REQUIREMENTS: Rewrite the items from the start through the line that contains "owner-link[interactable]: Digipolitan xyxy=(867,1502,986,1531)", replacing "owner-cell" with "owner-field" and leaving everything else unchanged.

SUPPLIED DATA:
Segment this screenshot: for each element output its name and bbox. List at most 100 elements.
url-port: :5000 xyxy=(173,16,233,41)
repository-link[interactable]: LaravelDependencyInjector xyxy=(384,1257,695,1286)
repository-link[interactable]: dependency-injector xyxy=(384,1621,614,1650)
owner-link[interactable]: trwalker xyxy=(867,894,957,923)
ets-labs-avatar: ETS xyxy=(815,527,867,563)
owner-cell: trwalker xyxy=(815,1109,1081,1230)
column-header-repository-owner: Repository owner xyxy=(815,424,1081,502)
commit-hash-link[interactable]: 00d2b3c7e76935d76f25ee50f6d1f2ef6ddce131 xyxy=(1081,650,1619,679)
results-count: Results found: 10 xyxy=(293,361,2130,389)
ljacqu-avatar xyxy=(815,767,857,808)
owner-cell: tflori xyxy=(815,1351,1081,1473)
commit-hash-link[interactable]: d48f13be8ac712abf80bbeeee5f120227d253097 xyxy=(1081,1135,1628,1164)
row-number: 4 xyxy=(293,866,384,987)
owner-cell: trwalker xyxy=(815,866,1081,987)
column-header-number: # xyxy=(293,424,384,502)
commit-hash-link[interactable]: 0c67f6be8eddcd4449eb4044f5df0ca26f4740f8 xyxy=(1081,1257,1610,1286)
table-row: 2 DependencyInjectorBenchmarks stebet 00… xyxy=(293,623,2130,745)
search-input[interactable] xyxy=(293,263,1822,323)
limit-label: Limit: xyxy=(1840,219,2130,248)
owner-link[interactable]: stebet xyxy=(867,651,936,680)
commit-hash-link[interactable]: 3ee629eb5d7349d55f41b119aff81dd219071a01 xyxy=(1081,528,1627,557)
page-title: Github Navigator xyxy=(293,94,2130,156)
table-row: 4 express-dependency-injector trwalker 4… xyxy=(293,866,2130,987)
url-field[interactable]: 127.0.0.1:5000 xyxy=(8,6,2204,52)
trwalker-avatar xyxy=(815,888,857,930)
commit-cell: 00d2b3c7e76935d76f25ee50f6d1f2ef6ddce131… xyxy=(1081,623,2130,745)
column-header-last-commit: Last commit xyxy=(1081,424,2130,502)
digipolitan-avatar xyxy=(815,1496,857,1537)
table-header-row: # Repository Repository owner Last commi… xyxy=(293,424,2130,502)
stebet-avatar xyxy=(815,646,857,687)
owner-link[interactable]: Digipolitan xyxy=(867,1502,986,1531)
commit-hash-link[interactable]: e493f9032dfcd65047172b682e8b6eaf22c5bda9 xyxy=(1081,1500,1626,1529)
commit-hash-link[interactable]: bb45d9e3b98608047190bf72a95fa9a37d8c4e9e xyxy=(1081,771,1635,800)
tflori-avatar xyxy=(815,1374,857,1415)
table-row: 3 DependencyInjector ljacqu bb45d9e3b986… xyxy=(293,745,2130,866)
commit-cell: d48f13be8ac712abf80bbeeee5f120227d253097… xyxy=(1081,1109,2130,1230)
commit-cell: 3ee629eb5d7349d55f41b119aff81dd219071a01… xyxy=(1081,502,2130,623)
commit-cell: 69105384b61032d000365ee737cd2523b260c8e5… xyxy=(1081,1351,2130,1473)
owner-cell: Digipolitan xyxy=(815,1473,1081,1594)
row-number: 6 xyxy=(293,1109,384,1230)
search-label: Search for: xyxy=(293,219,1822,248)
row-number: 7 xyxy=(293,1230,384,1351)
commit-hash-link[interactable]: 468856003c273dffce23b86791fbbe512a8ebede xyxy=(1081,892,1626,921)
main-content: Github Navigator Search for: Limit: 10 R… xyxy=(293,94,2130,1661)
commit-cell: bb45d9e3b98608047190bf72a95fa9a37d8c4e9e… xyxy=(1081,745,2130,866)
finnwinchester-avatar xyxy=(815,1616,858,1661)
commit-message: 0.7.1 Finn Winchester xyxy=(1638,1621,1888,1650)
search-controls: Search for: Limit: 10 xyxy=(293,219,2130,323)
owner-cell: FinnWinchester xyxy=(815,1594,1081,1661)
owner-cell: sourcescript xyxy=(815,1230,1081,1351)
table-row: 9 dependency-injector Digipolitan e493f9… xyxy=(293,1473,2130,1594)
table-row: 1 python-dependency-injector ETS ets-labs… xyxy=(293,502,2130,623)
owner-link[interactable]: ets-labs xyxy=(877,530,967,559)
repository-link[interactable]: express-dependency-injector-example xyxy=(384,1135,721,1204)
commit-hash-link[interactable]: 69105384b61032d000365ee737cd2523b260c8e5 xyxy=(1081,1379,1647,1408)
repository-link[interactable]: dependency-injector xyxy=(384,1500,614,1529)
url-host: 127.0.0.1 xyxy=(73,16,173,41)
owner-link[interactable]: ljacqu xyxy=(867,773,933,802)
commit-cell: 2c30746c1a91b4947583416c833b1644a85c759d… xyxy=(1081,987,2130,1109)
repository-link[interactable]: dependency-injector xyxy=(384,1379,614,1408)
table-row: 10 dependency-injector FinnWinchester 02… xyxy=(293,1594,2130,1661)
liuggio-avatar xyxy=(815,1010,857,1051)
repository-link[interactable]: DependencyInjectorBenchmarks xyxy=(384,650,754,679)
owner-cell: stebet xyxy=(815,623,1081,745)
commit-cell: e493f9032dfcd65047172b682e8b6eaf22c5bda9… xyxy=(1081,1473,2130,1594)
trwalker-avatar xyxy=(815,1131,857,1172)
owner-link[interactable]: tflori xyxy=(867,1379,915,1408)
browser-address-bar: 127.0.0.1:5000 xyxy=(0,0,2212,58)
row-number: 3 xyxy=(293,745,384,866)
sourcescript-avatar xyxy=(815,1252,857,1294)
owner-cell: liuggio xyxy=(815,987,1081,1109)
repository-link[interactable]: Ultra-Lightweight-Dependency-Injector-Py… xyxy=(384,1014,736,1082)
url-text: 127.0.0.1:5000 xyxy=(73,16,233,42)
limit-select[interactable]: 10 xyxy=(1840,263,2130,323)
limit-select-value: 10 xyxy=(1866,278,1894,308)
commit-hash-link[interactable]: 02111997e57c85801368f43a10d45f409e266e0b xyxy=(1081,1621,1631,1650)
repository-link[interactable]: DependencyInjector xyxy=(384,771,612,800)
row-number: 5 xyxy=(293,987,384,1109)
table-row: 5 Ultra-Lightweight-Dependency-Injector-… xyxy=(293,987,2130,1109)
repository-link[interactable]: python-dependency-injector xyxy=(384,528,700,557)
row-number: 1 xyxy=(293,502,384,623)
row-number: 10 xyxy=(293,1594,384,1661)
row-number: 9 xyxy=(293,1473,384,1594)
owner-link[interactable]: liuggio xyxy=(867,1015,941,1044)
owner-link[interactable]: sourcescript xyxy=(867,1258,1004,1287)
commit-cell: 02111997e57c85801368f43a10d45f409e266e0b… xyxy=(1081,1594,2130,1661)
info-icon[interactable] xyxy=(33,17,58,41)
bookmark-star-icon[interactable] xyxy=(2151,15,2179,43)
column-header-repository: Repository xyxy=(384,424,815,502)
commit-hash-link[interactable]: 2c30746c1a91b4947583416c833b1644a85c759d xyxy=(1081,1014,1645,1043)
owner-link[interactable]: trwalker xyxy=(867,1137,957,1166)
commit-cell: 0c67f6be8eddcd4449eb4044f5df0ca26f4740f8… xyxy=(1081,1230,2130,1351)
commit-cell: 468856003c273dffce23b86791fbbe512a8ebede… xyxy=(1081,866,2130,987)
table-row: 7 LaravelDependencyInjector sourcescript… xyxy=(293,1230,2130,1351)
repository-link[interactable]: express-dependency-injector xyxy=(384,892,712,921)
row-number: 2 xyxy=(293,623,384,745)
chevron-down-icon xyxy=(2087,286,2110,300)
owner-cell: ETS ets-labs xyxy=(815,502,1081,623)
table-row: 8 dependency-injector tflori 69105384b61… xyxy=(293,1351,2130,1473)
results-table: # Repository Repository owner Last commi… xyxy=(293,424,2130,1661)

SOLUTION TO THIS PROBLEM:
Segment this screenshot: for each element output its name and bbox. List at most 100 elements.
url-port: :5000 xyxy=(173,16,233,41)
repository-link[interactable]: LaravelDependencyInjector xyxy=(384,1257,695,1286)
repository-link[interactable]: dependency-injector xyxy=(384,1621,614,1650)
owner-link[interactable]: trwalker xyxy=(867,894,957,923)
ets-labs-avatar: ETS xyxy=(815,527,867,563)
owner-field: trwalker xyxy=(815,1109,1081,1230)
column-header-repository-owner: Repository owner xyxy=(815,424,1081,502)
commit-hash-link[interactable]: 00d2b3c7e76935d76f25ee50f6d1f2ef6ddce131 xyxy=(1081,650,1619,679)
results-count: Results found: 10 xyxy=(293,361,2130,389)
ljacqu-avatar xyxy=(815,767,857,808)
owner-field: tflori xyxy=(815,1351,1081,1473)
commit-hash-link[interactable]: d48f13be8ac712abf80bbeeee5f120227d253097 xyxy=(1081,1135,1628,1164)
row-number: 4 xyxy=(293,866,384,987)
owner-field: trwalker xyxy=(815,866,1081,987)
column-header-number: # xyxy=(293,424,384,502)
commit-hash-link[interactable]: 0c67f6be8eddcd4449eb4044f5df0ca26f4740f8 xyxy=(1081,1257,1610,1286)
table-row: 2 DependencyInjectorBenchmarks stebet 00… xyxy=(293,623,2130,745)
search-input[interactable] xyxy=(293,263,1822,323)
limit-label: Limit: xyxy=(1840,219,2130,248)
owner-link[interactable]: stebet xyxy=(867,651,936,680)
commit-hash-link[interactable]: 3ee629eb5d7349d55f41b119aff81dd219071a01 xyxy=(1081,528,1627,557)
page-title: Github Navigator xyxy=(293,94,2130,156)
table-row: 4 express-dependency-injector trwalker 4… xyxy=(293,866,2130,987)
url-field[interactable]: 127.0.0.1:5000 xyxy=(8,6,2204,52)
trwalker-avatar xyxy=(815,888,857,930)
commit-cell: 00d2b3c7e76935d76f25ee50f6d1f2ef6ddce131… xyxy=(1081,623,2130,745)
column-header-last-commit: Last commit xyxy=(1081,424,2130,502)
digipolitan-avatar xyxy=(815,1496,857,1537)
table-header-row: # Repository Repository owner Last commi… xyxy=(293,424,2130,502)
stebet-avatar xyxy=(815,646,857,687)
owner-link[interactable]: Digipolitan xyxy=(867,1502,986,1531)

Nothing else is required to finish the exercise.